**TASK**
Using the data below, repeat all of it precisely.

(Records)
<<<<

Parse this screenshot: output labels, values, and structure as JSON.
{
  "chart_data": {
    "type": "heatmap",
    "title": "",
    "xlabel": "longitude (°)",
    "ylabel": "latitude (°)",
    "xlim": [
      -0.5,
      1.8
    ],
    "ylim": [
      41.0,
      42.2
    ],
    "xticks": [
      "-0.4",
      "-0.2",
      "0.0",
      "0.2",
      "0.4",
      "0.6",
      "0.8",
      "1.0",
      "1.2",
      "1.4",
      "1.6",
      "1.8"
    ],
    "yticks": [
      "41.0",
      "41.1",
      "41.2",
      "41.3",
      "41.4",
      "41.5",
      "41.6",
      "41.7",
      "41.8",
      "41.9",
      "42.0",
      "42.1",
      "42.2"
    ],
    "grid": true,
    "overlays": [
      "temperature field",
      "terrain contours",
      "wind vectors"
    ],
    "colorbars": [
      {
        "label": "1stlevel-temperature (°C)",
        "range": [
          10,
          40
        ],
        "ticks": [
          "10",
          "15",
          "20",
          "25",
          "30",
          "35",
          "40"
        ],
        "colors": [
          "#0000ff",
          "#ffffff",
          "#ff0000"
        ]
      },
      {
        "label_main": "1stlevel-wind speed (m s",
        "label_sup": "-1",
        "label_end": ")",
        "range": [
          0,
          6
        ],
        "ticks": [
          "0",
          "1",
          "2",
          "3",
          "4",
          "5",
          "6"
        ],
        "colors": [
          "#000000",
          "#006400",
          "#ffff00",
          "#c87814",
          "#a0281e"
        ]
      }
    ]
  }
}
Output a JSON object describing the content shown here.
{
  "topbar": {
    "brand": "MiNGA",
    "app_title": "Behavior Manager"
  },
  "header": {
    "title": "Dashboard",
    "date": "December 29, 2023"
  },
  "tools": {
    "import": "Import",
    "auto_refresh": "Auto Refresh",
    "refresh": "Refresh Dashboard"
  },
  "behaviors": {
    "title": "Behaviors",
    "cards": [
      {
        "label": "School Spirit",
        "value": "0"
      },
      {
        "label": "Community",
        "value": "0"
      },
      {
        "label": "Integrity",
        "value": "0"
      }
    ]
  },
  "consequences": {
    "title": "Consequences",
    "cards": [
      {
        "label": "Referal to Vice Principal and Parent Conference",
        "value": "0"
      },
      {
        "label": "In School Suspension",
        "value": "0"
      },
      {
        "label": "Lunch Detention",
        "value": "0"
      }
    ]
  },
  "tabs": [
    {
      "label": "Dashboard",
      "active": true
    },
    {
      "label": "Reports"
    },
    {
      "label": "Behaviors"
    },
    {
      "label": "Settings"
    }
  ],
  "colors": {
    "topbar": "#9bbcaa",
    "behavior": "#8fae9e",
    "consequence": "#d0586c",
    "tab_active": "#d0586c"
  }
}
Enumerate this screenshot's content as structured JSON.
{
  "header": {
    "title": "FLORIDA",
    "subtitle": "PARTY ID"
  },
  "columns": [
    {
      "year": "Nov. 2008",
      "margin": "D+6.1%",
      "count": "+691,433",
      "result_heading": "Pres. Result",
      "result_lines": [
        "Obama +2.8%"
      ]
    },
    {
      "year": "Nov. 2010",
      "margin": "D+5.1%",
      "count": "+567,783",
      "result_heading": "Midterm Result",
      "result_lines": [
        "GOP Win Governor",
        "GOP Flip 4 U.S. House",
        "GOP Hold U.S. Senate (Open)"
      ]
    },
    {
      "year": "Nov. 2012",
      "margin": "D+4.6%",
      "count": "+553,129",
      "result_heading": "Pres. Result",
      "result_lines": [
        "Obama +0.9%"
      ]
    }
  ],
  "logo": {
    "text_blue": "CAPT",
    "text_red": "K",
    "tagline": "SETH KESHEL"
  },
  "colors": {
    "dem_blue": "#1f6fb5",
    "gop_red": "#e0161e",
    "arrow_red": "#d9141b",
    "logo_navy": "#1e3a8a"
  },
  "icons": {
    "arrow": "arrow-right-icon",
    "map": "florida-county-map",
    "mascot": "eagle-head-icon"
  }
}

>>>>

**ANSWER BELOW**
Parse this screenshot: output labels, values, and structure as JSON.
{
  "chart_data": {
    "type": "heatmap",
    "title": "",
    "xlabel": "longitude (°)",
    "ylabel": "latitude (°)",
    "xlim": [
      -0.5,
      1.8
    ],
    "ylim": [
      41.0,
      42.2
    ],
    "xticks": [
      "-0.4",
      "-0.2",
      "0.0",
      "0.2",
      "0.4",
      "0.6",
      "0.8",
      "1.0",
      "1.2",
      "1.4",
      "1.6",
      "1.8"
    ],
    "yticks": [
      "41.0",
      "41.1",
      "41.2",
      "41.3",
      "41.4",
      "41.5",
      "41.6",
      "41.7",
      "41.8",
      "41.9",
      "42.0",
      "42.1",
      "42.2"
    ],
    "grid": true,
    "overlays": [
      "temperature field",
      "terrain contours",
      "wind vectors"
    ],
    "colorbars": [
      {
        "label": "1stlevel-temperature (°C)",
        "range": [
          10,
          40
        ],
        "ticks": [
          "10",
          "15",
          "20",
          "25",
          "30",
          "35",
          "40"
        ],
        "colors": [
          "#0000ff",
          "#ffffff",
          "#ff0000"
        ]
      },
      {
        "label_main": "1stlevel-wind speed (m s",
        "label_sup": "-1",
        "label_end": ")",
        "range": [
          0,
          6
        ],
        "ticks": [
          "0",
          "1",
          "2",
          "3",
          "4",
          "5",
          "6"
        ],
        "colors": [
          "#000000",
          "#006400",
          "#ffff00",
          "#c87814",
          "#a0281e"
        ]
      }
    ]
  }
}
Output a JSON object describing the content shown here.
{
  "topbar": {
    "brand": "MiNGA",
    "app_title": "Behavior Manager"
  },
  "header": {
    "title": "Dashboard",
    "date": "December 29, 2023"
  },
  "tools": {
    "import": "Import",
    "auto_refresh": "Auto Refresh",
    "refresh": "Refresh Dashboard"
  },
  "behaviors": {
    "title": "Behaviors",
    "cards": [
      {
        "label": "School Spirit",
        "value": "0"
      },
      {
        "label": "Community",
        "value": "0"
      },
      {
        "label": "Integrity",
        "value": "0"
      }
    ]
  },
  "consequences": {
    "title": "Consequences",
    "cards": [
      {
        "label": "Referal to Vice Principal and Parent Conference",
        "value": "0"
      },
      {
        "label": "In School Suspension",
        "value": "0"
      },
      {
        "label": "Lunch Detention",
        "value": "0"
      }
    ]
  },
  "tabs": [
    {
      "label": "Dashboard",
      "active": true
    },
    {
      "label": "Reports"
    },
    {
      "label": "Behaviors"
    },
    {
      "label": "Settings"
    }
  ],
  "colors": {
    "topbar": "#9bbcaa",
    "behavior": "#8fae9e",
    "consequence": "#d0586c",
    "tab_active": "#d0586c"
  }
}
Enumerate this screenshot's content as structured JSON.
{
  "header": {
    "title": "FLORIDA",
    "subtitle": "PARTY ID"
  },
  "columns": [
    {
      "year": "Nov. 2008",
      "margin": "D+6.1%",
      "count": "+691,433",
      "result_heading": "Pres. Result",
      "result_lines": [
        "Obama +2.8%"
      ]
    },
    {
      "year": "Nov. 2010",
      "margin": "D+5.1%",
      "count": "+567,783",
      "result_heading": "Midterm Result",
      "result_lines": [
        "GOP Win Governor",
        "GOP Flip 4 U.S. House",
        "GOP Hold U.S. Senate (Open)"
      ]
    },
    {
      "year": "Nov. 2012",
      "margin": "D+4.6%",
      "count": "+553,129",
      "result_heading": "Pres. Result",
      "result_lines": [
        "Obama +0.9%"
      ]
    }
  ],
  "logo": {
    "text_blue": "CAPT",
    "text_red": "K",
    "tagline": "SETH KESHEL"
  },
  "colors": {
    "dem_blue": "#1f6fb5",
    "gop_red": "#e0161e",
    "arrow_red": "#d9141b",
    "logo_navy": "#1e3a8a"
  },
  "icons": {
    "arrow": "arrow-right-icon",
    "map": "florida-county-map",
    "mascot": "eagle-head-icon"
  }
}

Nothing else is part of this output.